## Material supplied
********************

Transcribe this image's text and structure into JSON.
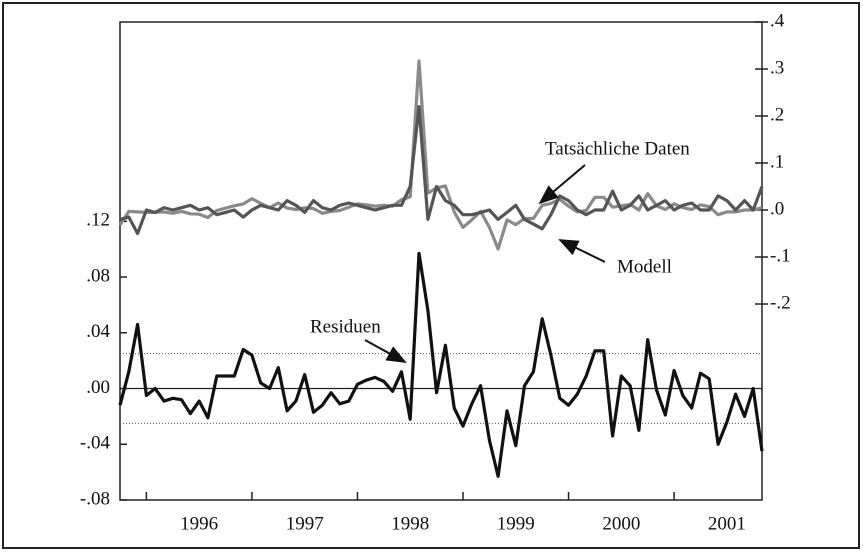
{
  "chart_data": {
    "type": "line",
    "x": [
      1995.75,
      1995.833,
      1995.917,
      1996,
      1996.083,
      1996.167,
      1996.25,
      1996.333,
      1996.417,
      1996.5,
      1996.583,
      1996.667,
      1996.75,
      1996.833,
      1996.917,
      1997,
      1997.083,
      1997.167,
      1997.25,
      1997.333,
      1997.417,
      1997.5,
      1997.583,
      1997.667,
      1997.75,
      1997.833,
      1997.917,
      1998,
      1998.083,
      1998.167,
      1998.25,
      1998.333,
      1998.417,
      1998.5,
      1998.583,
      1998.667,
      1998.75,
      1998.833,
      1998.917,
      1999,
      1999.083,
      1999.167,
      1999.25,
      1999.333,
      1999.417,
      1999.5,
      1999.583,
      1999.667,
      1999.75,
      1999.833,
      1999.917,
      2000,
      2000.083,
      2000.167,
      2000.25,
      2000.333,
      2000.417,
      2000.5,
      2000.583,
      2000.667,
      2000.75,
      2000.833,
      2000.917,
      2001,
      2001.083,
      2001.167,
      2001.25,
      2001.333,
      2001.417,
      2001.5,
      2001.583,
      2001.667,
      2001.75,
      2001.833
    ],
    "xlim": [
      1995.75,
      2001.833
    ],
    "xticks": [
      1996,
      1997,
      1998,
      1999,
      2000,
      2001
    ],
    "ylim": [
      -0.08,
      0.263
    ],
    "yticks": [
      {
        "value": -0.08,
        "label": "-.08"
      },
      {
        "value": -0.04,
        "label": "-.04"
      },
      {
        "value": 0,
        "label": ".00"
      },
      {
        "value": 0.04,
        "label": ".04"
      },
      {
        "value": 0.08,
        "label": ".08"
      },
      {
        "value": 0.12,
        "label": ".12"
      }
    ],
    "y2lim": [
      -0.617,
      0.4
    ],
    "y2ticks": [
      {
        "value": -0.2,
        "label": "-.2"
      },
      {
        "value": -0.1,
        "label": "-.1"
      },
      {
        "value": 0,
        "label": ".0"
      },
      {
        "value": 0.1,
        "label": ".1"
      },
      {
        "value": 0.2,
        "label": ".2"
      },
      {
        "value": 0.3,
        "label": ".3"
      },
      {
        "value": 0.4,
        "label": ".4"
      }
    ],
    "zero_line": true,
    "band_lines": [
      0.025,
      -0.025
    ],
    "series": [
      {
        "color": "#8a8a8a",
        "axis": "y2",
        "values": [
          -0.032,
          -0.003,
          -0.004,
          -0.005,
          -0.005,
          -0.004,
          -0.007,
          -0.003,
          -0.008,
          -0.009,
          -0.016,
          -0.001,
          0.004,
          0.009,
          0.013,
          0.024,
          0.014,
          0.005,
          0.015,
          0.004,
          0.001,
          0.005,
          0.003,
          -0.007,
          -0.003,
          -0.001,
          0.006,
          0.013,
          0.011,
          0.008,
          0.01,
          0.008,
          0.022,
          0.028,
          0.317,
          0.036,
          0.047,
          0.051,
          -0.004,
          -0.037,
          -0.021,
          -0.003,
          -0.037,
          -0.083,
          -0.021,
          -0.031,
          -0.018,
          -0.018,
          0.01,
          0.014,
          0.023,
          0.008,
          -0.004,
          -0.001,
          0.027,
          0.027,
          0.006,
          0.009,
          0.012,
          0.0,
          0.035,
          0.009,
          0.001,
          0.013,
          0.005,
          0.001,
          0.011,
          0.007,
          -0.01,
          -0.004,
          -0.004,
          0.0,
          0.0,
          0.005
        ]
      },
      {
        "color": "#555555",
        "axis": "y2",
        "values": [
          -0.02,
          -0.015,
          -0.05,
          0.0,
          -0.005,
          0.005,
          0.0,
          0.005,
          0.01,
          0.0,
          0.005,
          -0.01,
          -0.005,
          0.0,
          -0.015,
          0.0,
          0.01,
          0.005,
          0.0,
          0.02,
          0.01,
          -0.005,
          0.02,
          0.005,
          0.0,
          0.01,
          0.015,
          0.01,
          0.005,
          0.0,
          0.005,
          0.01,
          0.01,
          0.05,
          0.22,
          -0.02,
          0.05,
          0.02,
          0.01,
          -0.01,
          -0.01,
          -0.005,
          0.0,
          -0.02,
          -0.005,
          0.01,
          -0.02,
          -0.03,
          -0.04,
          -0.01,
          0.03,
          0.02,
          0.0,
          -0.01,
          0.0,
          0.0,
          0.04,
          0.0,
          0.01,
          0.03,
          0.0,
          0.01,
          0.02,
          0.0,
          0.01,
          0.015,
          0.0,
          0.0,
          0.03,
          0.02,
          0.0,
          0.02,
          0.0,
          0.05
        ]
      },
      {
        "color": "#111111",
        "axis": "y",
        "values": [
          -0.012,
          0.012,
          0.046,
          -0.005,
          0.0,
          -0.009,
          -0.007,
          -0.008,
          -0.018,
          -0.009,
          -0.021,
          0.009,
          0.009,
          0.009,
          0.028,
          0.024,
          0.004,
          0.0,
          0.015,
          -0.016,
          -0.009,
          0.01,
          -0.017,
          -0.012,
          -0.003,
          -0.011,
          -0.009,
          0.003,
          0.006,
          0.008,
          0.005,
          -0.002,
          0.012,
          -0.022,
          0.097,
          0.056,
          -0.003,
          0.031,
          -0.014,
          -0.027,
          -0.011,
          0.002,
          -0.037,
          -0.063,
          -0.016,
          -0.041,
          0.002,
          0.012,
          0.05,
          0.024,
          -0.007,
          -0.012,
          -0.004,
          0.009,
          0.027,
          0.027,
          -0.034,
          0.009,
          0.002,
          -0.03,
          0.035,
          -0.001,
          -0.019,
          0.013,
          -0.005,
          -0.014,
          0.011,
          0.007,
          -0.04,
          -0.024,
          -0.004,
          -0.02,
          0.0,
          -0.045
        ]
      }
    ],
    "annotations": [
      {
        "text": "Tatsächliche Daten"
      },
      {
        "text": "Modell"
      },
      {
        "text": "Residuen"
      }
    ]
  }
}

********************

Show all lines above holding "text".

Transcribe this image's text and structure into JSON.
        "text": "Tatsächliche Daten"
        "text": "Modell"
        "text": "Residuen"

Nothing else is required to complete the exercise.